**Problem to work on**
Read the lines that follow and pick out every one containing the word "WEHLU".

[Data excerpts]
━━━

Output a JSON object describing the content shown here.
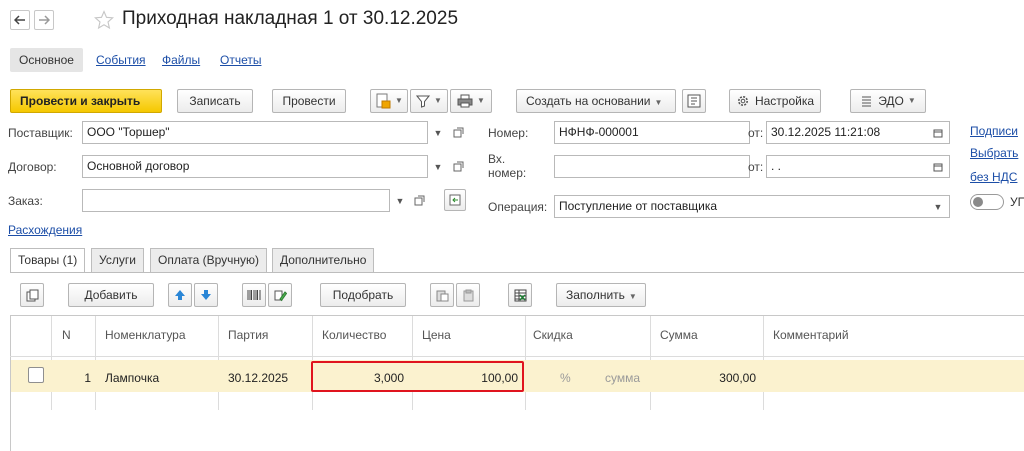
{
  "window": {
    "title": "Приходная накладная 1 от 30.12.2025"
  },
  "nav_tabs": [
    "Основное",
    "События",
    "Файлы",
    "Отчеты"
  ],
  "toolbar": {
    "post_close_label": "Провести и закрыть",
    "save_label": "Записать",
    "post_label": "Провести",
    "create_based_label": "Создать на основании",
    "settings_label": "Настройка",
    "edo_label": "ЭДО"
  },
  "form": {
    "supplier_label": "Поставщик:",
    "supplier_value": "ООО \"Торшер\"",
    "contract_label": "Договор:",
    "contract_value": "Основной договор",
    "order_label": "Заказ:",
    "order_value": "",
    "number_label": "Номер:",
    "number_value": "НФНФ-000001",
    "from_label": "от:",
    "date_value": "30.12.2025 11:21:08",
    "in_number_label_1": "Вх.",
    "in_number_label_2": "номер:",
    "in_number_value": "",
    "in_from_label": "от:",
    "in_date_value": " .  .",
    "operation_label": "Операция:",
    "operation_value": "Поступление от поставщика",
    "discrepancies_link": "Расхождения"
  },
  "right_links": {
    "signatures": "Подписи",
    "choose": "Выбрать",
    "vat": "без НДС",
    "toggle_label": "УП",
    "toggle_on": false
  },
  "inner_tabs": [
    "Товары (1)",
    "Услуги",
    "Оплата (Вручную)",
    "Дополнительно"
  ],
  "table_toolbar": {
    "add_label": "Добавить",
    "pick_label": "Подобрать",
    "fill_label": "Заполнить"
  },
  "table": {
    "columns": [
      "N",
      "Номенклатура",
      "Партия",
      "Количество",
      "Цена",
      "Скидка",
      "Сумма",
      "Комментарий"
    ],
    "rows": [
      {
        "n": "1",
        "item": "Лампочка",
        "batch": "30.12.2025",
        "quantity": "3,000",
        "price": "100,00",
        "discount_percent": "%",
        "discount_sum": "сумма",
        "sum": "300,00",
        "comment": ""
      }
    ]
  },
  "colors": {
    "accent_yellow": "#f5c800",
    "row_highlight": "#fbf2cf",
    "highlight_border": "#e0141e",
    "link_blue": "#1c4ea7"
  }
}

━━━

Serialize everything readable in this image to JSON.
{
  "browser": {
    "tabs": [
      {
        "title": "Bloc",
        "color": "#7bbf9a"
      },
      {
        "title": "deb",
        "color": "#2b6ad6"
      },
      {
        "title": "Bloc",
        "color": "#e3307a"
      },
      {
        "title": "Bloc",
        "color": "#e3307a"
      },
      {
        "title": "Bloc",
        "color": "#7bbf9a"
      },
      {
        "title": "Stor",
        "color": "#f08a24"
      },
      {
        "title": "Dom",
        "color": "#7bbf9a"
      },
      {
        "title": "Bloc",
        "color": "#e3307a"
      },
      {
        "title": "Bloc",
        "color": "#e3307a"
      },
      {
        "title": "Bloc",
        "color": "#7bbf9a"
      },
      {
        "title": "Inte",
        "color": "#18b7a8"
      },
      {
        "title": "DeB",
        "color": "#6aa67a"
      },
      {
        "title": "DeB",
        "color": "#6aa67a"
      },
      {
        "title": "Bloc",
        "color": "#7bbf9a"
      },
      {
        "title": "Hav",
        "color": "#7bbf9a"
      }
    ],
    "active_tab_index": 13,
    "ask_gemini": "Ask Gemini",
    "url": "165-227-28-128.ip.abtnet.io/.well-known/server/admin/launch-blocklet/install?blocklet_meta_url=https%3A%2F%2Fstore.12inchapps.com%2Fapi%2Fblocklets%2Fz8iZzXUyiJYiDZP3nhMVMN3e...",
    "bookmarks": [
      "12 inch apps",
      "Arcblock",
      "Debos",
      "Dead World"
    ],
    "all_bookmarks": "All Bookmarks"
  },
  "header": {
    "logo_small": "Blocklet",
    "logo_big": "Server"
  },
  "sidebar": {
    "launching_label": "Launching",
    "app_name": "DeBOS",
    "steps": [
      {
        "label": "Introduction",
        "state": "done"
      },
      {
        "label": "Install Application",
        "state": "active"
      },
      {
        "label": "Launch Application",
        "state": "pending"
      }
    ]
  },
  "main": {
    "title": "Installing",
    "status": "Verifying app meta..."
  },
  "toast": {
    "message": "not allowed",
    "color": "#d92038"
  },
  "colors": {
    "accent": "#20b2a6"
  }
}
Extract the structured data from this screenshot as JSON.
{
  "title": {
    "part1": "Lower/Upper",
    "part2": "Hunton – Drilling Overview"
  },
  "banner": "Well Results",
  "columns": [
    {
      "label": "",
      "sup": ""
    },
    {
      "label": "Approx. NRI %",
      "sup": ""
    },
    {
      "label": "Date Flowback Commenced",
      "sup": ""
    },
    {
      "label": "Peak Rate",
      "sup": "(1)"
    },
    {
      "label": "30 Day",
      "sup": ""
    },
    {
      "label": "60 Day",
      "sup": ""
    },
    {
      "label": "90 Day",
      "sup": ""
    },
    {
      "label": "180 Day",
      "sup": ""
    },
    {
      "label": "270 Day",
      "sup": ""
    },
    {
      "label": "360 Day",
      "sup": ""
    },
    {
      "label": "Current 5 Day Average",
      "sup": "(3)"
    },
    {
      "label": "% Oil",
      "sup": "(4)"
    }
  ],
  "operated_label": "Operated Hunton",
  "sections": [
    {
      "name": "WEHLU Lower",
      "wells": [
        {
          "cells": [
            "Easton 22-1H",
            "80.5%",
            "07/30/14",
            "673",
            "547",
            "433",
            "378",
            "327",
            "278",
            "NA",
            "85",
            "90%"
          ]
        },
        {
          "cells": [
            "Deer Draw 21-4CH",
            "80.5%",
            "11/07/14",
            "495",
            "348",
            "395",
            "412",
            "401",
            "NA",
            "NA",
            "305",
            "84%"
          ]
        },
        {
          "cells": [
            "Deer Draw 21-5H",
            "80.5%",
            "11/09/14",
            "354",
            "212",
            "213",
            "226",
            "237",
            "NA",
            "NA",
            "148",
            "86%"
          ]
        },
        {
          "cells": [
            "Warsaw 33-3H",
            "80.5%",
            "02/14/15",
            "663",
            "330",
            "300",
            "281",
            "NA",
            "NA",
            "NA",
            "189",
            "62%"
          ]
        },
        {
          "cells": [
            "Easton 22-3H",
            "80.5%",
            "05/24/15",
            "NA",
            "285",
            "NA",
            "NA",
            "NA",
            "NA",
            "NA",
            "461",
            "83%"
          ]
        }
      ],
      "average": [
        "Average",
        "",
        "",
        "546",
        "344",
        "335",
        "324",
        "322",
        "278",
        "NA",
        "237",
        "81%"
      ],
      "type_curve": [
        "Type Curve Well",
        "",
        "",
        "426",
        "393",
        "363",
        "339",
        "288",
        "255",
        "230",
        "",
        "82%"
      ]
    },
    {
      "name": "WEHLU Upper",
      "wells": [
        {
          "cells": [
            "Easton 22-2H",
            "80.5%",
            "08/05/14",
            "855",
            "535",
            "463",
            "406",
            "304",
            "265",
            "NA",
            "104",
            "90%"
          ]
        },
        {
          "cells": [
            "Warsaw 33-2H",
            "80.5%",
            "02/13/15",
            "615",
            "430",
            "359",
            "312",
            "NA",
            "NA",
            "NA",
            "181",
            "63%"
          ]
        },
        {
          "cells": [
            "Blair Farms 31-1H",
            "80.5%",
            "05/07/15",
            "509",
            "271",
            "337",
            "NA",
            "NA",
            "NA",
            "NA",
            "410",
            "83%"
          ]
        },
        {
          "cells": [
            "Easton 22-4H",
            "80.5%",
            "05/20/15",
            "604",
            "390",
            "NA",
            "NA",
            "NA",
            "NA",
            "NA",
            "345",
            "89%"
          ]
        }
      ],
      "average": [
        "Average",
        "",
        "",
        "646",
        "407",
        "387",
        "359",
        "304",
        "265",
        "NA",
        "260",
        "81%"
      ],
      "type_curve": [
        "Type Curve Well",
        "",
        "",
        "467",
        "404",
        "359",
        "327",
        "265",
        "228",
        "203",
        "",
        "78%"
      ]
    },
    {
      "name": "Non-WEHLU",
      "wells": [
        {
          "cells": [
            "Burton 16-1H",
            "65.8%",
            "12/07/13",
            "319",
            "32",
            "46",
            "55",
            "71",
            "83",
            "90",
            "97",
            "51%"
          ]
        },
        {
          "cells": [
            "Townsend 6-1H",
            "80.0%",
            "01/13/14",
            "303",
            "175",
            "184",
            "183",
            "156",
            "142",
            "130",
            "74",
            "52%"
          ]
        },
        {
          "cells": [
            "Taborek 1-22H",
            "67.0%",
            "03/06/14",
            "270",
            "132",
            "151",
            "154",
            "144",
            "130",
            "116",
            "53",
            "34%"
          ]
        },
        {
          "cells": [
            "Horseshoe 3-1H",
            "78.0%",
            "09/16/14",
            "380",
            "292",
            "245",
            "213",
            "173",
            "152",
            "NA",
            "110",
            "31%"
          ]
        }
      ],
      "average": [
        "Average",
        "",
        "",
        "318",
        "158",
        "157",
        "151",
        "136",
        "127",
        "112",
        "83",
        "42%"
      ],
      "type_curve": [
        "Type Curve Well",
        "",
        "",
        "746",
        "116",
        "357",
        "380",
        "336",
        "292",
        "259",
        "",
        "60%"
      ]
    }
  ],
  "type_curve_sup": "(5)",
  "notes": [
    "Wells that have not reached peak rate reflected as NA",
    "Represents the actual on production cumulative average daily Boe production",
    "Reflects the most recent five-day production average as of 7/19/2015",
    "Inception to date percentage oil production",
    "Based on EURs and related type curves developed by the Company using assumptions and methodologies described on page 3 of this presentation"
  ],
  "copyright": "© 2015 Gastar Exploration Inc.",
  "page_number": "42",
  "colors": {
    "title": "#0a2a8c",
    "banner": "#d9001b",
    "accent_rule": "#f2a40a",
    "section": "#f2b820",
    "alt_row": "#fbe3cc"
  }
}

━━━

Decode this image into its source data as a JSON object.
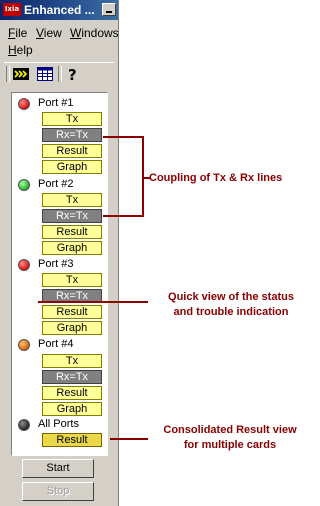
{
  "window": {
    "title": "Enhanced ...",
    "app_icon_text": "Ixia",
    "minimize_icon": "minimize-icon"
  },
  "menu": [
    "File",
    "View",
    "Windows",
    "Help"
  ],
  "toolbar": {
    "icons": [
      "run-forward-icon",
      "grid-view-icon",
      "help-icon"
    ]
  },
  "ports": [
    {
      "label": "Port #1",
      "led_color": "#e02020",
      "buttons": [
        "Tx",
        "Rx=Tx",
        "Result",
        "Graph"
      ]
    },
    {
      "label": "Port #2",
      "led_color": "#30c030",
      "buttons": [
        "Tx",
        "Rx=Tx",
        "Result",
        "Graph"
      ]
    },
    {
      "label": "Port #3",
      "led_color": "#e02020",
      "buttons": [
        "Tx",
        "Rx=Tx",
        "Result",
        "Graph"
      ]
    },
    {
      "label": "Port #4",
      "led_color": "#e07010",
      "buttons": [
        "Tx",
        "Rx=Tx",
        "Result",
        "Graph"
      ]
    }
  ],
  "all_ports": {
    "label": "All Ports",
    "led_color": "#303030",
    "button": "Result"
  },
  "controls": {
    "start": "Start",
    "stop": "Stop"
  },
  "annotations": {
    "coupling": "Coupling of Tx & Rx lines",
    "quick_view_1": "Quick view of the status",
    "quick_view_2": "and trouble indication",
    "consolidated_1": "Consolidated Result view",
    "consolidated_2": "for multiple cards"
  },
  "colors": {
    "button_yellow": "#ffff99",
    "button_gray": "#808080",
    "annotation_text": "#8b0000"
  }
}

━━━

**Task output**
      "name": "WEHLU Lower",
      "name": "WEHLU Upper",
      "name": "Non-WEHLU",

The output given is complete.